## AIM
Leave the pictures out and transcribe every record exactly.

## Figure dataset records
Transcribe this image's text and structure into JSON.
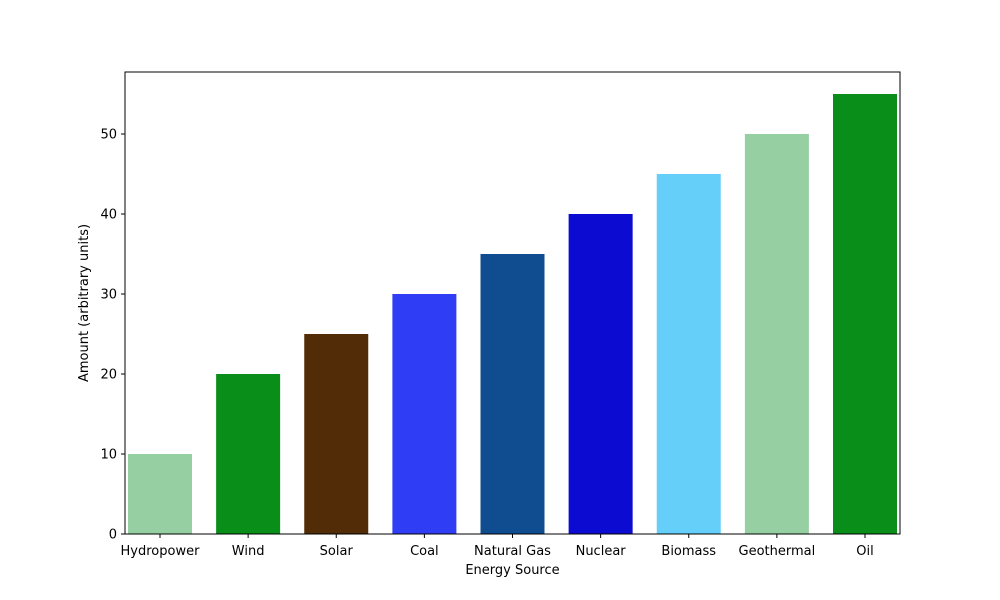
{
  "chart_data": {
    "type": "bar",
    "title": "",
    "xlabel": "Energy Source",
    "ylabel": "Amount (arbitrary units)",
    "categories": [
      "Hydropower",
      "Wind",
      "Solar",
      "Coal",
      "Natural Gas",
      "Nuclear",
      "Biomass",
      "Geothermal",
      "Oil"
    ],
    "values": [
      10,
      20,
      25,
      30,
      35,
      40,
      45,
      50,
      55
    ],
    "colors": [
      "#96cfa2",
      "#098e1a",
      "#512c07",
      "#2f3ef5",
      "#0f4c90",
      "#0b0bd1",
      "#66cff9",
      "#96cfa2",
      "#098e1a"
    ],
    "ylim": [
      0,
      57.75
    ],
    "yticks": [
      0,
      10,
      20,
      30,
      40,
      50
    ],
    "grid": false,
    "legend": "none"
  }
}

## EXERCISE ANSWER
Transcribe this image's text and structure into JSON.
{
  "chart_data": {
    "type": "bar",
    "title": "",
    "xlabel": "Energy Source",
    "ylabel": "Amount (arbitrary units)",
    "categories": [
      "Hydropower",
      "Wind",
      "Solar",
      "Coal",
      "Natural Gas",
      "Nuclear",
      "Biomass",
      "Geothermal",
      "Oil"
    ],
    "values": [
      10,
      20,
      25,
      30,
      35,
      40,
      45,
      50,
      55
    ],
    "colors": [
      "#96cfa2",
      "#098e1a",
      "#512c07",
      "#2f3ef5",
      "#0f4c90",
      "#0b0bd1",
      "#66cff9",
      "#96cfa2",
      "#098e1a"
    ],
    "ylim": [
      0,
      57.75
    ],
    "yticks": [
      0,
      10,
      20,
      30,
      40,
      50
    ],
    "grid": false,
    "legend": "none"
  }
}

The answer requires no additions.